• Task to complete:
Reproduce word for word the part of the on-call burnout article below, from "On-call without burnout for" to "Small teams cannot.".

• Excerpt to read:
====
On-call without burnout for a five-person engineering team
On-call without burnout starts with fewer alerts, a simple rotation, and clear runbooks. Use this plan to protect sleep, weekends, and team morale.

Why small teams burn out on call
In a five-person team, every page hits hard. One person loses sleep. Another has to cover planned work the next day. The rest of the team feels the gap almost right away.
Bigger teams can spread that pain around. Small teams cannot.
The cost is not just the time spent fixing the issue. Broken sleep shows up later as slow thinking, short tempers, and sloppy calls. A 15-minute alert at 2 a.m. can ruin half the next day. If that happens twice in a week, people stop trusting the schedule and start dreading their turn.
Weekends wear people down in a different way. Even when nothing breaks, the person on call often stays in waiting mode. They stay close to a laptop, skip longer plans, and keep one ear open for a notification. That constant background tension adds up. It also makes people resent systems that page for noise instead of real customer problems.
Small teams also have less room for fuzzy ownership. If an alert fires and nobody knows whether the app, database, queue, or cloud setup caused it, recovery slows down fast. People wake the wrong teammate, repeat the same checks, and guess under pressure. Burnout grows from that pattern. One bad night is rough. The same messy night over and over is what really drains people.
The fix is boring, and that is good. Send fewer pages. Make it obvious who owns each problem. Give the on-call person a short path from alert to first action. When alerts are quieter, ownership is clear, and recovery is faster, weekends start to feel like weekends again.
What good coverage looks like
A five-person team should cover failures that hurt users now, not every message that arrives after hours. If everything is urgent, nothing is.
Start by naming the few things that should wake someone up. For most teams, that list is short: the product is down, sign-in or payment is broken, data may be lost, or there is a security issue. A slow report, a typo, or a one-off customer request can wait until business hours.
That split matters more than many teams expect. On-call is for incidents. Routine support belongs in a normal queue with normal working hours and a clear owner.
====
• Data excerpt:
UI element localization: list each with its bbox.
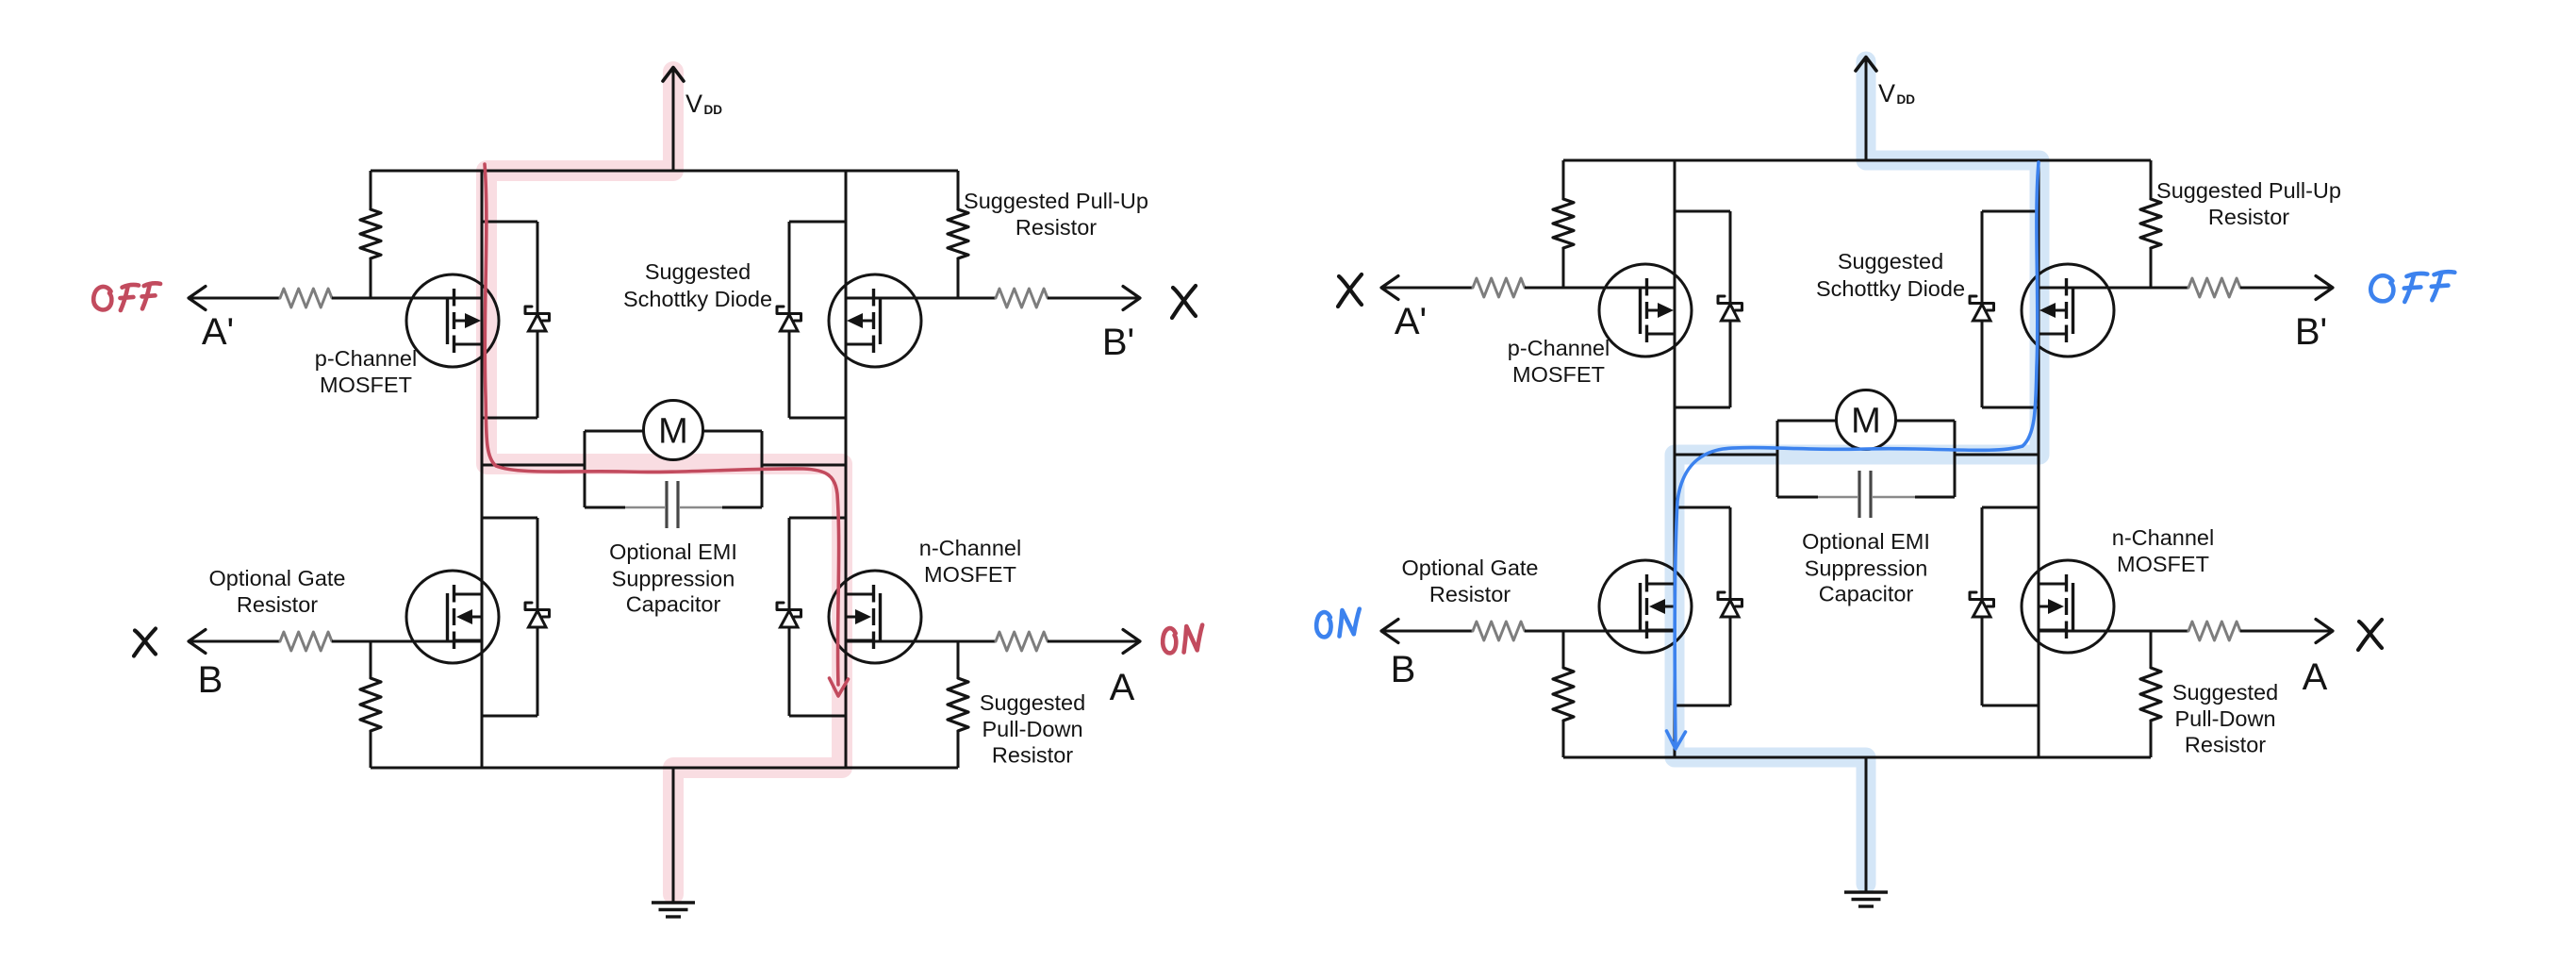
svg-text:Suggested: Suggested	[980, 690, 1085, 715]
====
• The result:
On-call without burnout for a five-person engineering team
On-call without burnout starts with fewer alerts, a simple rotation, and clear runbooks. Use this plan to protect sleep, weekends, and team morale.

Why small teams burn out on call
In a five-person team, every page hits hard. One person loses sleep. Another has to cover planned work the next day. The rest of the team feels the gap almost right away.
Bigger teams can spread that pain around. Small teams cannot.